> [Exercise details]:
Print each line exactly as it is given.

> [Given entries]:
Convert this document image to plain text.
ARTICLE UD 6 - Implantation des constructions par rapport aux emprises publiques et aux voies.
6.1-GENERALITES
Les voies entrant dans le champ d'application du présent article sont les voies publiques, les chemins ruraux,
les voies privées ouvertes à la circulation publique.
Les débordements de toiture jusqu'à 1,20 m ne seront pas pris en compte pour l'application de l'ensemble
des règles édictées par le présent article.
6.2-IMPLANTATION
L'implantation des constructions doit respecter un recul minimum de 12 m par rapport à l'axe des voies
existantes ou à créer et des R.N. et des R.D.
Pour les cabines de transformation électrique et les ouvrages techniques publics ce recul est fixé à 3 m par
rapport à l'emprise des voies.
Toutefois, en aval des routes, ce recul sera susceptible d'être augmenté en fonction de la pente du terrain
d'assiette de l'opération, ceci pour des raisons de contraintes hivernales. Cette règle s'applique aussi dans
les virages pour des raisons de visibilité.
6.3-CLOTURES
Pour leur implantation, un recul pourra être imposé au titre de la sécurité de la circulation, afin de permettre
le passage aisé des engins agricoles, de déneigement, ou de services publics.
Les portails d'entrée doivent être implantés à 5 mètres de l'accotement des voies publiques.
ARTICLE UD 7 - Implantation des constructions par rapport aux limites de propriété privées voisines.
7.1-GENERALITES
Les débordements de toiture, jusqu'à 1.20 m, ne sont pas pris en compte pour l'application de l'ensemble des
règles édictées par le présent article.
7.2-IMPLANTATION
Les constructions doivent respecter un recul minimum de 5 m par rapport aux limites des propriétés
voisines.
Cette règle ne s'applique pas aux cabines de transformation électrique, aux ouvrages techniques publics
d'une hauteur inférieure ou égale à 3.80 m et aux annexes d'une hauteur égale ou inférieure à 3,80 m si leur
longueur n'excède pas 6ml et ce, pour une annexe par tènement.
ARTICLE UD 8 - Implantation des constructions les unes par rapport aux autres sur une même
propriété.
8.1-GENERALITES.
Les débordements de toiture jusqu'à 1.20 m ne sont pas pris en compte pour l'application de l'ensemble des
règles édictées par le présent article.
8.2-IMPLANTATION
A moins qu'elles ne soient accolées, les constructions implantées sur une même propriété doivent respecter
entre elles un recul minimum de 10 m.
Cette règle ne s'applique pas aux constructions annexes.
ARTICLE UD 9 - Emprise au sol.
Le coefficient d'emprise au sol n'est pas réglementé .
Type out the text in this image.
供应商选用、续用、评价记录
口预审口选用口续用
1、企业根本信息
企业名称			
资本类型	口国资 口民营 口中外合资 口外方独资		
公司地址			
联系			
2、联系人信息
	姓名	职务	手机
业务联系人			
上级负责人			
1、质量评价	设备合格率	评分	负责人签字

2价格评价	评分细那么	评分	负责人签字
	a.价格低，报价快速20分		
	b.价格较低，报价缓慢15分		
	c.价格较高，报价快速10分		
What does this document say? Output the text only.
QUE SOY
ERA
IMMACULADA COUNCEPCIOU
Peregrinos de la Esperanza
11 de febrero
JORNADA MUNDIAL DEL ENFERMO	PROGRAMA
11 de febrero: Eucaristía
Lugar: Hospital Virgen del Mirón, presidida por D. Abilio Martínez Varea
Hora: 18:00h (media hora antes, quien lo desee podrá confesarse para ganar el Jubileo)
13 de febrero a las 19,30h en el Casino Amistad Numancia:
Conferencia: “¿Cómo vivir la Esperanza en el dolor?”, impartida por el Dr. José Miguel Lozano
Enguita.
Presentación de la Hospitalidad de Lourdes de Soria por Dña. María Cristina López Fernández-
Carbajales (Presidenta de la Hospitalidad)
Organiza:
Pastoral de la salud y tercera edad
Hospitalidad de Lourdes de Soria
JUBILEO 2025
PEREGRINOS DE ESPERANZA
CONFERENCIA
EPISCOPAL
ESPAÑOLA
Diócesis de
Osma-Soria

> [Final result]:
Convert this document image to plain text.
ARTICLE UD 6 - Implantation des constructions par rapport aux emprises publiques et aux voies.
6.1-GENERALITES
Les voies entrant dans le champ d'application du présent article sont les voies publiques, les chemins ruraux,
les voies privées ouvertes à la circulation publique.
Les débordements de toiture jusqu'à 1,20 m ne seront pas pris en compte pour l'application de l'ensemble
des règles édictées par le présent article.
6.2-IMPLANTATION
L'implantation des constructions doit respecter un recul minimum de 12 m par rapport à l'axe des voies
existantes ou à créer et des R.N. et des R.D.
Pour les cabines de transformation électrique et les ouvrages techniques publics ce recul est fixé à 3 m par
rapport à l'emprise des voies.
Toutefois, en aval des routes, ce recul sera susceptible d'être augmenté en fonction de la pente du terrain
d'assiette de l'opération, ceci pour des raisons de contraintes hivernales. Cette règle s'applique aussi dans
les virages pour des raisons de visibilité.
6.3-CLOTURES
Pour leur implantation, un recul pourra être imposé au titre de la sécurité de la circulation, afin de permettre
le passage aisé des engins agricoles, de déneigement, ou de services publics.
Les portails d'entrée doivent être implantés à 5 mètres de l'accotement des voies publiques.
ARTICLE UD 7 - Implantation des constructions par rapport aux limites de propriété privées voisines.
7.1-GENERALITES
Les débordements de toiture, jusqu'à 1.20 m, ne sont pas pris en compte pour l'application de l'ensemble des
règles édictées par le présent article.
7.2-IMPLANTATION
Les constructions doivent respecter un recul minimum de 5 m par rapport aux limites des propriétés
voisines.
Cette règle ne s'applique pas aux cabines de transformation électrique, aux ouvrages techniques publics
d'une hauteur inférieure ou égale à 3.80 m et aux annexes d'une hauteur égale ou inférieure à 3,80 m si leur
longueur n'excède pas 6ml et ce, pour une annexe par tènement.
ARTICLE UD 8 - Implantation des constructions les unes par rapport aux autres sur une même
propriété.
8.1-GENERALITES.
Les débordements de toiture jusqu'à 1.20 m ne sont pas pris en compte pour l'application de l'ensemble des
règles édictées par le présent article.
8.2-IMPLANTATION
A moins qu'elles ne soient accolées, les constructions implantées sur une même propriété doivent respecter
entre elles un recul minimum de 10 m.
Cette règle ne s'applique pas aux constructions annexes.
ARTICLE UD 9 - Emprise au sol.
Le coefficient d'emprise au sol n'est pas réglementé .
Type out the text in this image.
供应商选用、续用、评价记录
口预审口选用口续用
1、企业根本信息
企业名称			
资本类型	口国资 口民营 口中外合资 口外方独资		
公司地址			
联系			
2、联系人信息
	姓名	职务	手机
业务联系人			
上级负责人			
1、质量评价	设备合格率	评分	负责人签字

2价格评价	评分细那么	评分	负责人签字
	a.价格低，报价快速20分		
	b.价格较低，报价缓慢15分		
	c.价格较高，报价快速10分		
What does this document say? Output the text only.
QUE SOY
ERA
IMMACULADA COUNCEPCIOU
Peregrinos de la Esperanza
11 de febrero
JORNADA MUNDIAL DEL ENFERMO	PROGRAMA
11 de febrero: Eucaristía
Lugar: Hospital Virgen del Mirón, presidida por D. Abilio Martínez Varea
Hora: 18:00h (media hora antes, quien lo desee podrá confesarse para ganar el Jubileo)
13 de febrero a las 19,30h en el Casino Amistad Numancia:
Conferencia: “¿Cómo vivir la Esperanza en el dolor?”, impartida por el Dr. José Miguel Lozano
Enguita.
Presentación de la Hospitalidad de Lourdes de Soria por Dña. María Cristina López Fernández-
Carbajales (Presidenta de la Hospitalidad)
Organiza:
Pastoral de la salud y tercera edad
Hospitalidad de Lourdes de Soria
JUBILEO 2025
PEREGRINOS DE ESPERANZA
CONFERENCIA
EPISCOPAL
ESPAÑOLA
Diócesis de
Osma-Soria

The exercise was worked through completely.